Extracted data entries »
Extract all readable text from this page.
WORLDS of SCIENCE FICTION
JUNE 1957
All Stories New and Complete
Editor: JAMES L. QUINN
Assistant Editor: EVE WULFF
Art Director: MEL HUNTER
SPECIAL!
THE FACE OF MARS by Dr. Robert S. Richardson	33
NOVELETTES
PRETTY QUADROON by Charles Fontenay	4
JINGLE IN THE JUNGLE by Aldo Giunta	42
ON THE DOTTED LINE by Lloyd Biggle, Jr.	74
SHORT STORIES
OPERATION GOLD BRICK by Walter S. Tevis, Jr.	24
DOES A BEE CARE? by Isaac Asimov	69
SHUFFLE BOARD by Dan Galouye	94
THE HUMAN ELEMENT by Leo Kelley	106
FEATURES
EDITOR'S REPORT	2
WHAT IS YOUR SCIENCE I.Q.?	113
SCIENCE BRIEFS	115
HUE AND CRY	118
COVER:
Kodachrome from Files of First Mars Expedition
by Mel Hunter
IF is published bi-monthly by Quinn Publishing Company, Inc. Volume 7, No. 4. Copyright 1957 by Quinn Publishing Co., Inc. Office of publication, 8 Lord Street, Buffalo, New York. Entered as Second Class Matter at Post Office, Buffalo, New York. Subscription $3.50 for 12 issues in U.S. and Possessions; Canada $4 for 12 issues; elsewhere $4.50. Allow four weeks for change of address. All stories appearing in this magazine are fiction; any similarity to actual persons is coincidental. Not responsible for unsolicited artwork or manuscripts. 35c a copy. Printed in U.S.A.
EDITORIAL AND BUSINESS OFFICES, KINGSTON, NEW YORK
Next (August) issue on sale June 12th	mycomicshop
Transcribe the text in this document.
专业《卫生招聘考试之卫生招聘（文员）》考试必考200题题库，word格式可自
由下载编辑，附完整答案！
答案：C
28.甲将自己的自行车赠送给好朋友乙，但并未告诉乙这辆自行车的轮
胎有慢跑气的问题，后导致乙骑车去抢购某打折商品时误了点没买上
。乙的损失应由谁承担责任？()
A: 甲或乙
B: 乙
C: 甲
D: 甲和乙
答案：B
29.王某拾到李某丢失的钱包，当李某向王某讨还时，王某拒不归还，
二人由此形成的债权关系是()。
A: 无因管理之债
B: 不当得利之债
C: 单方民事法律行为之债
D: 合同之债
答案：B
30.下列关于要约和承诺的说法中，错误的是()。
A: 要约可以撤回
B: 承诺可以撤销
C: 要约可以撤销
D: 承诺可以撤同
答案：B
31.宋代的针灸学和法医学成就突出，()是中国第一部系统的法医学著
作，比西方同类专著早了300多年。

Required work »
Repeat the records exactly, including every line.

Written solution »
Extract all readable text from this page.
WORLDS of SCIENCE FICTION
JUNE 1957
All Stories New and Complete
Editor: JAMES L. QUINN
Assistant Editor: EVE WULFF
Art Director: MEL HUNTER
SPECIAL!
THE FACE OF MARS by Dr. Robert S. Richardson	33
NOVELETTES
PRETTY QUADROON by Charles Fontenay	4
JINGLE IN THE JUNGLE by Aldo Giunta	42
ON THE DOTTED LINE by Lloyd Biggle, Jr.	74
SHORT STORIES
OPERATION GOLD BRICK by Walter S. Tevis, Jr.	24
DOES A BEE CARE? by Isaac Asimov	69
SHUFFLE BOARD by Dan Galouye	94
THE HUMAN ELEMENT by Leo Kelley	106
FEATURES
EDITOR'S REPORT	2
WHAT IS YOUR SCIENCE I.Q.?	113
SCIENCE BRIEFS	115
HUE AND CRY	118
COVER:
Kodachrome from Files of First Mars Expedition
by Mel Hunter
IF is published bi-monthly by Quinn Publishing Company, Inc. Volume 7, No. 4. Copyright 1957 by Quinn Publishing Co., Inc. Office of publication, 8 Lord Street, Buffalo, New York. Entered as Second Class Matter at Post Office, Buffalo, New York. Subscription $3.50 for 12 issues in U.S. and Possessions; Canada $4 for 12 issues; elsewhere $4.50. Allow four weeks for change of address. All stories appearing in this magazine are fiction; any similarity to actual persons is coincidental. Not responsible for unsolicited artwork or manuscripts. 35c a copy. Printed in U.S.A.
EDITORIAL AND BUSINESS OFFICES, KINGSTON, NEW YORK
Next (August) issue on sale June 12th	mycomicshop
Transcribe the text in this document.
专业《卫生招聘考试之卫生招聘（文员）》考试必考200题题库，word格式可自
由下载编辑，附完整答案！
答案：C
28.甲将自己的自行车赠送给好朋友乙，但并未告诉乙这辆自行车的轮
胎有慢跑气的问题，后导致乙骑车去抢购某打折商品时误了点没买上
。乙的损失应由谁承担责任？()
A: 甲或乙
B: 乙
C: 甲
D: 甲和乙
答案：B
29.王某拾到李某丢失的钱包，当李某向王某讨还时，王某拒不归还，
二人由此形成的债权关系是()。
A: 无因管理之债
B: 不当得利之债
C: 单方民事法律行为之债
D: 合同之债
答案：B
30.下列关于要约和承诺的说法中，错误的是()。
A: 要约可以撤回
B: 承诺可以撤销
C: 要约可以撤销
D: 承诺可以撤同
答案：B
31.宋代的针灸学和法医学成就突出，()是中国第一部系统的法医学著
作，比西方同类专著早了300多年。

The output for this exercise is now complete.